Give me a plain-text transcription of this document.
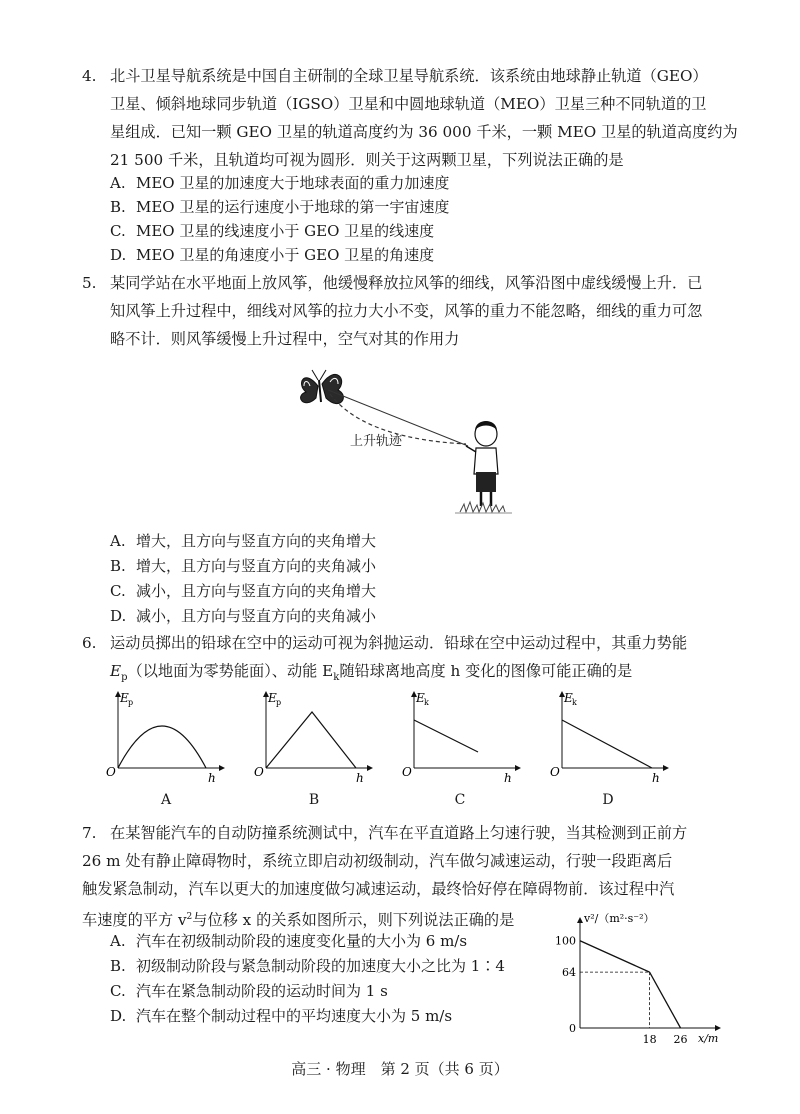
4. 北斗卫星导航系统是中国自主研制的全球卫星导航系统．该系统由地球静止轨道（GEO）
卫星、倾斜地球同步轨道（IGSO）卫星和中圆地球轨道（MEO）卫星三种不同轨道的卫
星组成．已知一颗 GEO 卫星的轨道高度约为 36 000 千米，一颗 MEO 卫星的轨道高度约为
21 500 千米，且轨道均可视为圆形．则关于这两颗卫星，下列说法正确的是
A. MEO 卫星的加速度大于地球表面的重力加速度
B. MEO 卫星的运行速度小于地球的第一宇宙速度
C. MEO 卫星的线速度小于 GEO 卫星的线速度
D. MEO 卫星的角速度小于 GEO 卫星的角速度
5. 某同学站在水平地面上放风筝，他缓慢释放拉风筝的细线，风筝沿图中虚线缓慢上升．已
知风筝上升过程中，细线对风筝的拉力大小不变，风筝的重力不能忽略，细线的重力可忽
略不计．则风筝缓慢上升过程中，空气对其的作用力
上升轨迹
A. 增大，且方向与竖直方向的夹角增大
B. 增大，且方向与竖直方向的夹角减小
C. 减小，且方向与竖直方向的夹角增大
D. 减小，且方向与竖直方向的夹角减小
6. 运动员掷出的铅球在空中的运动可视为斜抛运动．铅球在空中运动过程中，其重力势能
$E_p$（以地面为零势能面）、动能 $E_k$随铅球离地高度 h 变化的图像可能正确的是
E p
O	h
A
E p
O	h
B
E k
O	h
C
E k
O	h
D
7. 在某智能汽车的自动防撞系统测试中，汽车在平直道路上匀速行驶，当其检测到正前方
26 m 处有静止障碍物时，系统立即启动初级制动，汽车做匀减速运动，行驶一段距离后
触发紧急制动，汽车以更大的加速度做匀减速运动，最终恰好停在障碍物前．该过程中汽
车速度的平方 $v^2$与位移 x 的关系如图所示，则下列说法正确的是
A. 汽车在初级制动阶段的速度变化量的大小为 6 m/s
B. 初级制动阶段与紧急制动阶段的加速度大小之比为 1∶4
C. 汽车在紧急制动阶段的运动时间为 1 s
D. 汽车在整个制动过程中的平均速度大小为 5 m/s
v²/（m²·s⁻²）
x/m
100
64
0
18 26
高三 · 物理　第 2 页（共 6 页）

_Problem statement_
All records should be output exactly, with the pictures left out.

_Response to this task_
Give me a plain-text transcription of this document.
4. 北斗卫星导航系统是中国自主研制的全球卫星导航系统．该系统由地球静止轨道（GEO）
卫星、倾斜地球同步轨道（IGSO）卫星和中圆地球轨道（MEO）卫星三种不同轨道的卫
星组成．已知一颗 GEO 卫星的轨道高度约为 36 000 千米，一颗 MEO 卫星的轨道高度约为
21 500 千米，且轨道均可视为圆形．则关于这两颗卫星，下列说法正确的是
A. MEO 卫星的加速度大于地球表面的重力加速度
B. MEO 卫星的运行速度小于地球的第一宇宙速度
C. MEO 卫星的线速度小于 GEO 卫星的线速度
D. MEO 卫星的角速度小于 GEO 卫星的角速度
5. 某同学站在水平地面上放风筝，他缓慢释放拉风筝的细线，风筝沿图中虚线缓慢上升．已
知风筝上升过程中，细线对风筝的拉力大小不变，风筝的重力不能忽略，细线的重力可忽
略不计．则风筝缓慢上升过程中，空气对其的作用力
上升轨迹
A. 增大，且方向与竖直方向的夹角增大
B. 增大，且方向与竖直方向的夹角减小
C. 减小，且方向与竖直方向的夹角增大
D. 减小，且方向与竖直方向的夹角减小
6. 运动员掷出的铅球在空中的运动可视为斜抛运动．铅球在空中运动过程中，其重力势能
$E_p$（以地面为零势能面）、动能 $E_k$随铅球离地高度 h 变化的图像可能正确的是
E p
O	h
A
E p
O	h
B
E k
O	h
C
E k
O	h
D
7. 在某智能汽车的自动防撞系统测试中，汽车在平直道路上匀速行驶，当其检测到正前方
26 m 处有静止障碍物时，系统立即启动初级制动，汽车做匀减速运动，行驶一段距离后
触发紧急制动，汽车以更大的加速度做匀减速运动，最终恰好停在障碍物前．该过程中汽
车速度的平方 $v^2$与位移 x 的关系如图所示，则下列说法正确的是
A. 汽车在初级制动阶段的速度变化量的大小为 6 m/s
B. 初级制动阶段与紧急制动阶段的加速度大小之比为 1∶4
C. 汽车在紧急制动阶段的运动时间为 1 s
D. 汽车在整个制动过程中的平均速度大小为 5 m/s
v²/（m²·s⁻²）
x/m
100
64
0
18 26
高三 · 物理　第 2 页（共 6 页）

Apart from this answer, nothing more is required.